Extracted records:
▬▬▬
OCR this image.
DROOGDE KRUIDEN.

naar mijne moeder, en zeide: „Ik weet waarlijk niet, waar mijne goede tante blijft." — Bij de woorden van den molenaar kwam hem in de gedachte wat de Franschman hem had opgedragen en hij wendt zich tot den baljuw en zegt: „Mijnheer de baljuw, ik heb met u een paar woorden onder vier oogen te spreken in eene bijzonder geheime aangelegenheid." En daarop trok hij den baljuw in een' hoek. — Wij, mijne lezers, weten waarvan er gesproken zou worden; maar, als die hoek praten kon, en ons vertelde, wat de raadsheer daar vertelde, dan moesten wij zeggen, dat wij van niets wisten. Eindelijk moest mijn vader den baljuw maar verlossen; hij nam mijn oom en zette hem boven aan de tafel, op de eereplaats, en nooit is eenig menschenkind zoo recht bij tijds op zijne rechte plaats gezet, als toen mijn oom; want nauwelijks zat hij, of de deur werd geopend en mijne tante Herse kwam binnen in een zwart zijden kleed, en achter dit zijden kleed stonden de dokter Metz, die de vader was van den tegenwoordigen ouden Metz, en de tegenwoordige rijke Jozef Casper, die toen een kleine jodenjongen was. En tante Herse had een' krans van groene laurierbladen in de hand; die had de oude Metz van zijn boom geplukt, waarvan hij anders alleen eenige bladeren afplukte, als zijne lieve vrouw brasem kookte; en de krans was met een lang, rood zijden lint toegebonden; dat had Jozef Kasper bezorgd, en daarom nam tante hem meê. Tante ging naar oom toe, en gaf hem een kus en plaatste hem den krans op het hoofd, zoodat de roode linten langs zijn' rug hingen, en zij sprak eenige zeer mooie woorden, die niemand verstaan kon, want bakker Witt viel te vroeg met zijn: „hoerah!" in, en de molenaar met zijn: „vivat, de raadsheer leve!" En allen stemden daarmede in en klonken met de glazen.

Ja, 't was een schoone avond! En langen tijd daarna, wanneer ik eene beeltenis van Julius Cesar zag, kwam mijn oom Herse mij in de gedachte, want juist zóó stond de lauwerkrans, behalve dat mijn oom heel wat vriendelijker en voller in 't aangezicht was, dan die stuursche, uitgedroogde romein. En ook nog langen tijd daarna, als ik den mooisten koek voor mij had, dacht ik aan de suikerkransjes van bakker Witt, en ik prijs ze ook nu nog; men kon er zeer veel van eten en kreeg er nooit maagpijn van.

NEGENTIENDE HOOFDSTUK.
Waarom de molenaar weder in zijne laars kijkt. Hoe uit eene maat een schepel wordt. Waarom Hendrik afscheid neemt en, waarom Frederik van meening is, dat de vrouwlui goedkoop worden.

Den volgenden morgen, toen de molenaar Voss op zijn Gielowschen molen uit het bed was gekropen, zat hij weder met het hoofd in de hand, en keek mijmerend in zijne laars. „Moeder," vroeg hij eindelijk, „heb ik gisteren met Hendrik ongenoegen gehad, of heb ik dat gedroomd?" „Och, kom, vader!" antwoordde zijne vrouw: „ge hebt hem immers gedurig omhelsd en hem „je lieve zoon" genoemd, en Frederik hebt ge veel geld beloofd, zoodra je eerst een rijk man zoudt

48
▬▬▬
# Task prompt
The listing above must be transcribed exactly, line by line.

# Result
OCR this image.
DROOGDE KRUIDEN.

naar mijne moeder, en zeide: „Ik weet waarlijk niet, waar mijne goede tante blijft." — Bij de woorden van den molenaar kwam hem in de gedachte wat de Franschman hem had opgedragen en hij wendt zich tot den baljuw en zegt: „Mijnheer de baljuw, ik heb met u een paar woorden onder vier oogen te spreken in eene bijzonder geheime aangelegenheid." En daarop trok hij den baljuw in een' hoek. — Wij, mijne lezers, weten waarvan er gesproken zou worden; maar, als die hoek praten kon, en ons vertelde, wat de raadsheer daar vertelde, dan moesten wij zeggen, dat wij van niets wisten. Eindelijk moest mijn vader den baljuw maar verlossen; hij nam mijn oom en zette hem boven aan de tafel, op de eereplaats, en nooit is eenig menschenkind zoo recht bij tijds op zijne rechte plaats gezet, als toen mijn oom; want nauwelijks zat hij, of de deur werd geopend en mijne tante Herse kwam binnen in een zwart zijden kleed, en achter dit zijden kleed stonden de dokter Metz, die de vader was van den tegenwoordigen ouden Metz, en de tegenwoordige rijke Jozef Casper, die toen een kleine jodenjongen was. En tante Herse had een' krans van groene laurierbladen in de hand; die had de oude Metz van zijn boom geplukt, waarvan hij anders alleen eenige bladeren afplukte, als zijne lieve vrouw brasem kookte; en de krans was met een lang, rood zijden lint toegebonden; dat had Jozef Kasper bezorgd, en daarom nam tante hem meê. Tante ging naar oom toe, en gaf hem een kus en plaatste hem den krans op het hoofd, zoodat de roode linten langs zijn' rug hingen, en zij sprak eenige zeer mooie woorden, die niemand verstaan kon, want bakker Witt viel te vroeg met zijn: „hoerah!" in, en de molenaar met zijn: „vivat, de raadsheer leve!" En allen stemden daarmede in en klonken met de glazen.

Ja, 't was een schoone avond! En langen tijd daarna, wanneer ik eene beeltenis van Julius Cesar zag, kwam mijn oom Herse mij in de gedachte, want juist zóó stond de lauwerkrans, behalve dat mijn oom heel wat vriendelijker en voller in 't aangezicht was, dan die stuursche, uitgedroogde romein. En ook nog langen tijd daarna, als ik den mooisten koek voor mij had, dacht ik aan de suikerkransjes van bakker Witt, en ik prijs ze ook nu nog; men kon er zeer veel van eten en kreeg er nooit maagpijn van.

NEGENTIENDE HOOFDSTUK.
Waarom de molenaar weder in zijne laars kijkt. Hoe uit eene maat een schepel wordt. Waarom Hendrik afscheid neemt en, waarom Frederik van meening is, dat de vrouwlui goedkoop worden.

Den volgenden morgen, toen de molenaar Voss op zijn Gielowschen molen uit het bed was gekropen, zat hij weder met het hoofd in de hand, en keek mijmerend in zijne laars. „Moeder," vroeg hij eindelijk, „heb ik gisteren met Hendrik ongenoegen gehad, of heb ik dat gedroomd?" „Och, kom, vader!" antwoordde zijne vrouw: „ge hebt hem immers gedurig omhelsd en hem „je lieve zoon" genoemd, en Frederik hebt ge veel geld beloofd, zoodra je eerst een rijk man zoudt

48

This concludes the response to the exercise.